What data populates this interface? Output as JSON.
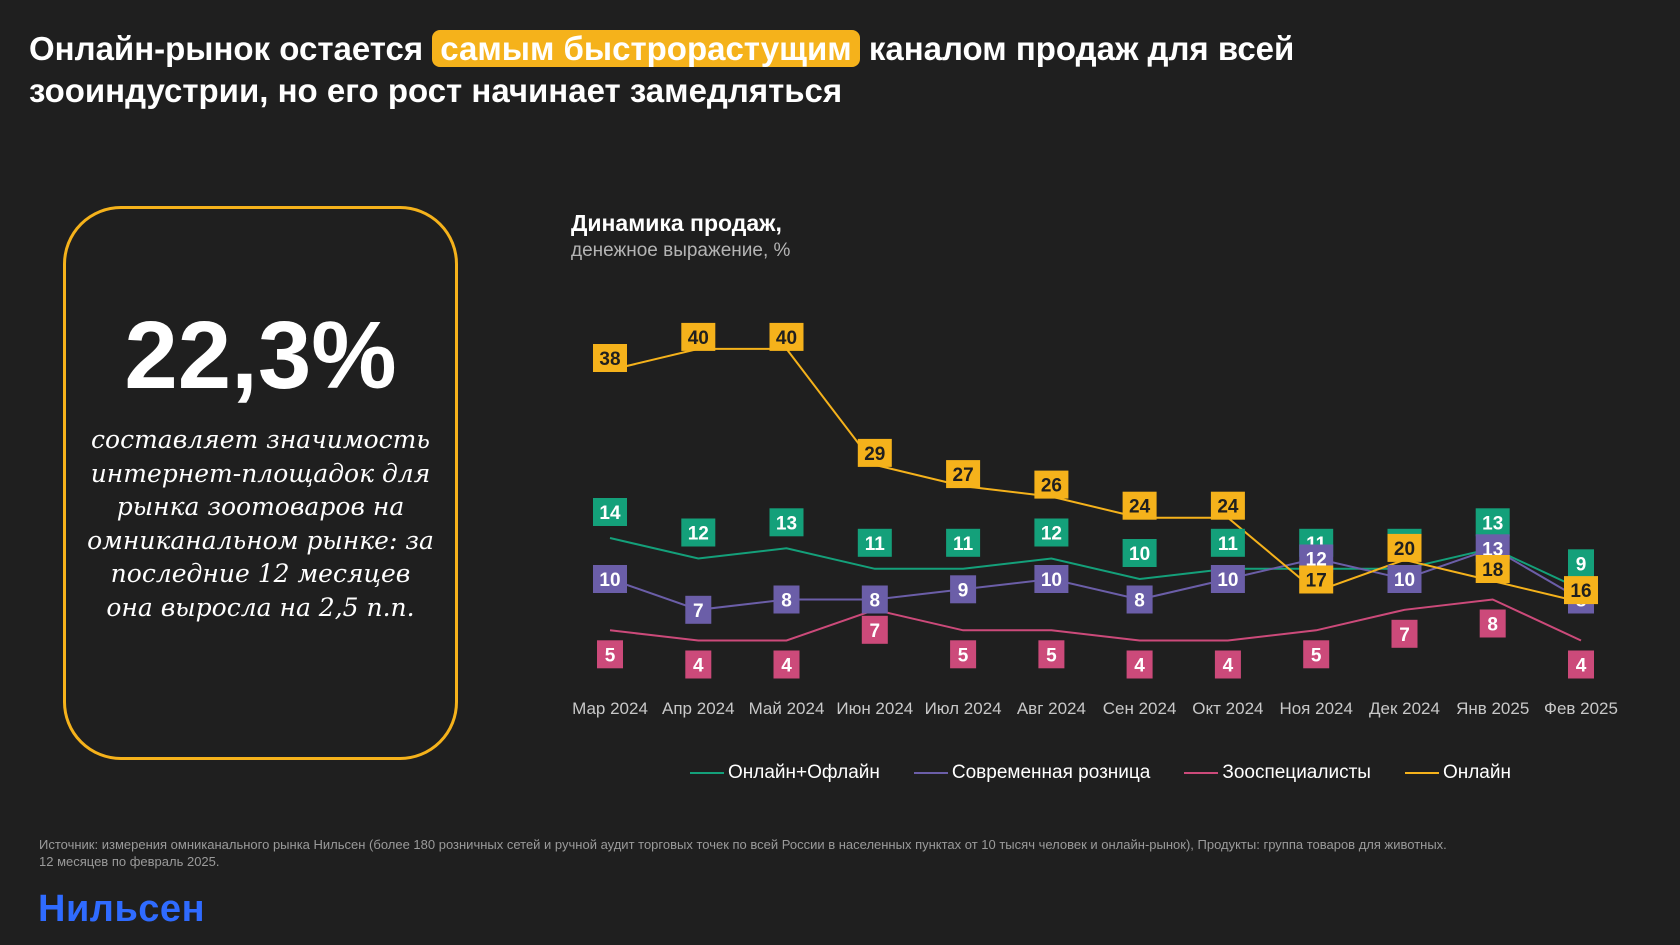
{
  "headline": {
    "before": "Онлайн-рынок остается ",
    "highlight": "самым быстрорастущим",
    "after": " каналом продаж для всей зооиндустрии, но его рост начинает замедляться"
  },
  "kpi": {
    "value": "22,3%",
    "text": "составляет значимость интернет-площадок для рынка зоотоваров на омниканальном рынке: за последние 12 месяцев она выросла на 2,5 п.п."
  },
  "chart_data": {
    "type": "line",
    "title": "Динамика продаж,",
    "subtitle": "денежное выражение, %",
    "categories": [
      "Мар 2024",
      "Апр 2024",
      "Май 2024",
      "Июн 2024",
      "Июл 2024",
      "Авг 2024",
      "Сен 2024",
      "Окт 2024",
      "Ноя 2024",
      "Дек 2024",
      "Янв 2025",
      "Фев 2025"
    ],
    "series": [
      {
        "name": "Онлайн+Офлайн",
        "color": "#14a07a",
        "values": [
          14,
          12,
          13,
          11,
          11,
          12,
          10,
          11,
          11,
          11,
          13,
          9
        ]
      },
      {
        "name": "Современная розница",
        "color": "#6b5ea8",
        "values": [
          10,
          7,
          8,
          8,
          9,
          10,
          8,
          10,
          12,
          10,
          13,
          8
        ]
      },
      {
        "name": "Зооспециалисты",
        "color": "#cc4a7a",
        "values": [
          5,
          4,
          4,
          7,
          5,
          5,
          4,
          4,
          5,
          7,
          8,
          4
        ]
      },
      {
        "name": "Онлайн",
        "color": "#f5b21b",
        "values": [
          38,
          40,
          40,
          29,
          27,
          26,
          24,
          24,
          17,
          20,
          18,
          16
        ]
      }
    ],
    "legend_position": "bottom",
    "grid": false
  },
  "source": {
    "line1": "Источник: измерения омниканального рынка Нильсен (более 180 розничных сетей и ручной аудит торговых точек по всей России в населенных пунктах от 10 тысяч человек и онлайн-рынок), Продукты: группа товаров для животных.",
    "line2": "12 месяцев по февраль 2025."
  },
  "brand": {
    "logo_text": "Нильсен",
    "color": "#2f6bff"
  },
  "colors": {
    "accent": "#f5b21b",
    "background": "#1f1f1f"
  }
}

⁂

### WRITTEN REQUEST
Report back each line of the entries that holds the string "месяцев".

### ANSWER TO THE EXERCISE
    "text": "составляет значимость интернет-площадок для рынка зоотоваров на омниканальном рынке: за последние 12 месяцев она выросла на 2,5 п.п."
    "line2": "12 месяцев по февраль 2025."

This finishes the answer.